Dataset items
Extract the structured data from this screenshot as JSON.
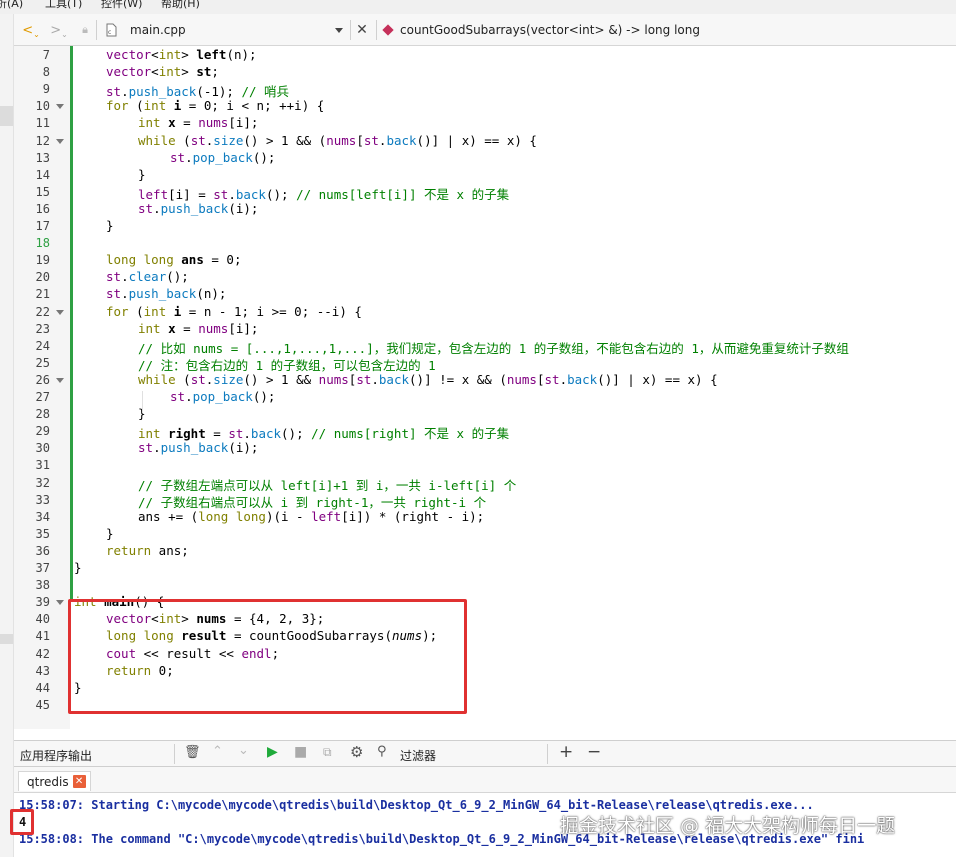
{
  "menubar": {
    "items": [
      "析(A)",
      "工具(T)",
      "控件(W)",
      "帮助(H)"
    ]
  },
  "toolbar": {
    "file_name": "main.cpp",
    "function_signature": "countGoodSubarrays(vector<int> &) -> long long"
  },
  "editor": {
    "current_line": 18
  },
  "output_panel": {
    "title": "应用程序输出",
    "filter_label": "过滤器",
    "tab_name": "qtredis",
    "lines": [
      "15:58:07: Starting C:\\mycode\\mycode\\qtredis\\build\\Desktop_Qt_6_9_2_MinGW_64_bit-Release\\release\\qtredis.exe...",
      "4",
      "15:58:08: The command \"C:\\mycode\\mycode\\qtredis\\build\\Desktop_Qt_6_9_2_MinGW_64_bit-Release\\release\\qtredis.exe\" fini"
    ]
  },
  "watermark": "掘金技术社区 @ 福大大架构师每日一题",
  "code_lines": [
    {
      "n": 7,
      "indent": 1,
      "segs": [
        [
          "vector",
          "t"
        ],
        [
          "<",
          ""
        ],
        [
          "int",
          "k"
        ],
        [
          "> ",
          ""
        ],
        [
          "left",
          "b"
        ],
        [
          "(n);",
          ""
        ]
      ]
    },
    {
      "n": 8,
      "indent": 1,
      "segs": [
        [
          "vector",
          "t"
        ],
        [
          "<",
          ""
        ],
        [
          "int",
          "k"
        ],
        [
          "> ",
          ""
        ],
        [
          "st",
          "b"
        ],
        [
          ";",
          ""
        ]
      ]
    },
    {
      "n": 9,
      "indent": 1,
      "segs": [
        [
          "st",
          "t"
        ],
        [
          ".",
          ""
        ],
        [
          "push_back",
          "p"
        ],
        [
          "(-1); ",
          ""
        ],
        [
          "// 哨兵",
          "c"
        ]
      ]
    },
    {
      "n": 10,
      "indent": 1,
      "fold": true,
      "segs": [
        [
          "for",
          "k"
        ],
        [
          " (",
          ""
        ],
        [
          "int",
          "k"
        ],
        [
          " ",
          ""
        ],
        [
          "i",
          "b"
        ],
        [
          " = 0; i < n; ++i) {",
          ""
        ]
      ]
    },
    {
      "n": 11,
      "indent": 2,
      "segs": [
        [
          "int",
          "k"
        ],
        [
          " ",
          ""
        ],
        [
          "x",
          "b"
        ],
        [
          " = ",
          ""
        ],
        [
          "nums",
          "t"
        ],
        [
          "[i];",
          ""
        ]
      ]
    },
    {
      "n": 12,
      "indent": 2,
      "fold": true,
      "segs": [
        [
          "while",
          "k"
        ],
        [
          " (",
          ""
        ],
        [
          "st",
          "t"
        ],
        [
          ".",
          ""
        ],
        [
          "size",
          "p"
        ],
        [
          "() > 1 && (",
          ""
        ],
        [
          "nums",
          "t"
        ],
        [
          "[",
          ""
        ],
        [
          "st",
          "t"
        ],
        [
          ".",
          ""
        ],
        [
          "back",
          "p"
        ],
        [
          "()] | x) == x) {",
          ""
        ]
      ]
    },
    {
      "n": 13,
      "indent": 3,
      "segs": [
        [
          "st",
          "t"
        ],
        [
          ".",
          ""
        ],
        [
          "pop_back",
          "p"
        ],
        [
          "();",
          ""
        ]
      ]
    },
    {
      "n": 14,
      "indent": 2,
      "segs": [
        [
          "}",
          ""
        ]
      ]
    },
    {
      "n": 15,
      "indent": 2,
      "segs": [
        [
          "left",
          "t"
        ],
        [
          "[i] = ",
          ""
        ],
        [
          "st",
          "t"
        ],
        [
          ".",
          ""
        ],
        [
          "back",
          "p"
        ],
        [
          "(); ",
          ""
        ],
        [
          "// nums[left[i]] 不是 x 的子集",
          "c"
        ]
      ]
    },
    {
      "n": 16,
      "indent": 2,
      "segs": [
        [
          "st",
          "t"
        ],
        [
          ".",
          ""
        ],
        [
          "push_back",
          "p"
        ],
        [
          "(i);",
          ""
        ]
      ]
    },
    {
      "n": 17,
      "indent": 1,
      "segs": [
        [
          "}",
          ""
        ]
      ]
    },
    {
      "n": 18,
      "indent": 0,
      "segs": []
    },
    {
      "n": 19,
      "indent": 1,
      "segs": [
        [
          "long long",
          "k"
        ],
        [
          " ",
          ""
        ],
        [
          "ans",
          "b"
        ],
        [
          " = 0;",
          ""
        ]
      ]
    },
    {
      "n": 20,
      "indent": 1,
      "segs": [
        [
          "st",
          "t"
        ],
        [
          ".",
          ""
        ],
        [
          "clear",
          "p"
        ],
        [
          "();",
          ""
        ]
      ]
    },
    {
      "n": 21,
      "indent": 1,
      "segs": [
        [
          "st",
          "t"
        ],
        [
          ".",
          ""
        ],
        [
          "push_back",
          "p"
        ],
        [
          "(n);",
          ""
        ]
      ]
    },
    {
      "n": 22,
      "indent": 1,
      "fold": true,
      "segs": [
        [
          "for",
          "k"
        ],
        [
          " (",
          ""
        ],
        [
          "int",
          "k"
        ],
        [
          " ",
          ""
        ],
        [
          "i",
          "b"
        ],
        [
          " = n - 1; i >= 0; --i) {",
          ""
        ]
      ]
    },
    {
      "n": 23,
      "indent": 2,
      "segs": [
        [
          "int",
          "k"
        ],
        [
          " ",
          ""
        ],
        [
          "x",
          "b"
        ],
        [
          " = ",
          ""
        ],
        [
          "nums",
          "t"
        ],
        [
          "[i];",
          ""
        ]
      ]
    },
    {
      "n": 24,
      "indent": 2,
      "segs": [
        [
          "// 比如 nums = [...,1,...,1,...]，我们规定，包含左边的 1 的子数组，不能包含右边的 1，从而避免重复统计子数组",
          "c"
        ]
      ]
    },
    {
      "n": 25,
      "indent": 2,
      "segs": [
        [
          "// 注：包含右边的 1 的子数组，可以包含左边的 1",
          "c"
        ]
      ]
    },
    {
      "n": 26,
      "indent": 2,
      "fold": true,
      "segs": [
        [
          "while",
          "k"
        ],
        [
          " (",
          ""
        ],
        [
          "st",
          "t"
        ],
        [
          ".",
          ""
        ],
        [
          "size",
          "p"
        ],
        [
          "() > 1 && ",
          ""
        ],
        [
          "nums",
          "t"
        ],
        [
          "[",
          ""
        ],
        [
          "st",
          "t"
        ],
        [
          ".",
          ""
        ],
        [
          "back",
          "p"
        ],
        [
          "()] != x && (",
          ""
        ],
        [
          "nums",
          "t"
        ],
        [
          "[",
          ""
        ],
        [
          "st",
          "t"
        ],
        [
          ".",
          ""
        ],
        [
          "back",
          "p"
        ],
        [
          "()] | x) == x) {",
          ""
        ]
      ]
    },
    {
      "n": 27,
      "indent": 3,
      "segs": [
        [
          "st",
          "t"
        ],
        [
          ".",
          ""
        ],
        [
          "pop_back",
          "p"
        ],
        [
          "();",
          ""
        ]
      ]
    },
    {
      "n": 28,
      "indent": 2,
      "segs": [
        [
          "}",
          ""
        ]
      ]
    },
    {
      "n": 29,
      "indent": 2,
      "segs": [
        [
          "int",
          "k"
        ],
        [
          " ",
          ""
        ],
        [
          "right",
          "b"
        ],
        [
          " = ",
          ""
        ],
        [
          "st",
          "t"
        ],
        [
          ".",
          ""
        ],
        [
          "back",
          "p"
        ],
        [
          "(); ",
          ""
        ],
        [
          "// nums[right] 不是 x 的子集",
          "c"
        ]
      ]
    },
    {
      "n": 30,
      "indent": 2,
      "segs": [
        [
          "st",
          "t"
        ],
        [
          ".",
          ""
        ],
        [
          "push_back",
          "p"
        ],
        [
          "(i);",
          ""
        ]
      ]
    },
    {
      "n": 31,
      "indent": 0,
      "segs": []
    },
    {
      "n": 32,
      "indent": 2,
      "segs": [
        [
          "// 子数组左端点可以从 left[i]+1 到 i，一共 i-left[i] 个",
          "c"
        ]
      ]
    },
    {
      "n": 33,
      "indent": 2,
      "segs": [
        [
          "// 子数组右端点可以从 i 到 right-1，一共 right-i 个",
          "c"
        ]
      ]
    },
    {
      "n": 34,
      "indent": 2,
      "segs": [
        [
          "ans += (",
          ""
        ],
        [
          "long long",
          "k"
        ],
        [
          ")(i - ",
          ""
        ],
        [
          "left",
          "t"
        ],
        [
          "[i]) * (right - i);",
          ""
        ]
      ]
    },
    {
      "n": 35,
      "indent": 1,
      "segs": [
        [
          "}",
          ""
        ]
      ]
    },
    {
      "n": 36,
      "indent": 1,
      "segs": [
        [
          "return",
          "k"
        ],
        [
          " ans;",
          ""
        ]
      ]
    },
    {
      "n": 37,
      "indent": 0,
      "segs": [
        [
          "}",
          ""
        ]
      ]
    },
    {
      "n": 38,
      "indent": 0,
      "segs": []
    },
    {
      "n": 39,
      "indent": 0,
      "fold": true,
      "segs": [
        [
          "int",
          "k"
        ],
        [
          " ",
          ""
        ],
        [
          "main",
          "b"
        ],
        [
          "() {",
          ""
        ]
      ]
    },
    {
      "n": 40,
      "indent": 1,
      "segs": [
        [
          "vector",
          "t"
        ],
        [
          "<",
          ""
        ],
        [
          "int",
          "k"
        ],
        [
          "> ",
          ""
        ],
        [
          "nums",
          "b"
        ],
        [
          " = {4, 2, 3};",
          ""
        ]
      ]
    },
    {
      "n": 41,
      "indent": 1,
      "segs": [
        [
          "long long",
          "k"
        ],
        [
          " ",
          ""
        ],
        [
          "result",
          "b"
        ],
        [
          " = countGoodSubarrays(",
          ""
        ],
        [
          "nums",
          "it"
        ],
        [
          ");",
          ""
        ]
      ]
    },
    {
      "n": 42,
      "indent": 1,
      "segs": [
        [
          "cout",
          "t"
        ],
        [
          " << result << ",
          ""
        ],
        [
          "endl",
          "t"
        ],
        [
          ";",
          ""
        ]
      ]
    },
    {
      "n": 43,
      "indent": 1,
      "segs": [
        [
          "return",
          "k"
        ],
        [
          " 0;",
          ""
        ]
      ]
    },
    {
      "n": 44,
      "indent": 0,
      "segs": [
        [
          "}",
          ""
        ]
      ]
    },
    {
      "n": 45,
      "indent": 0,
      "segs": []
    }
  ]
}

» **WHAT THE TASK ASKS**
Give the number of lines where the string "Release" occurs, without any further text.

» **CORRECT ANSWER**
2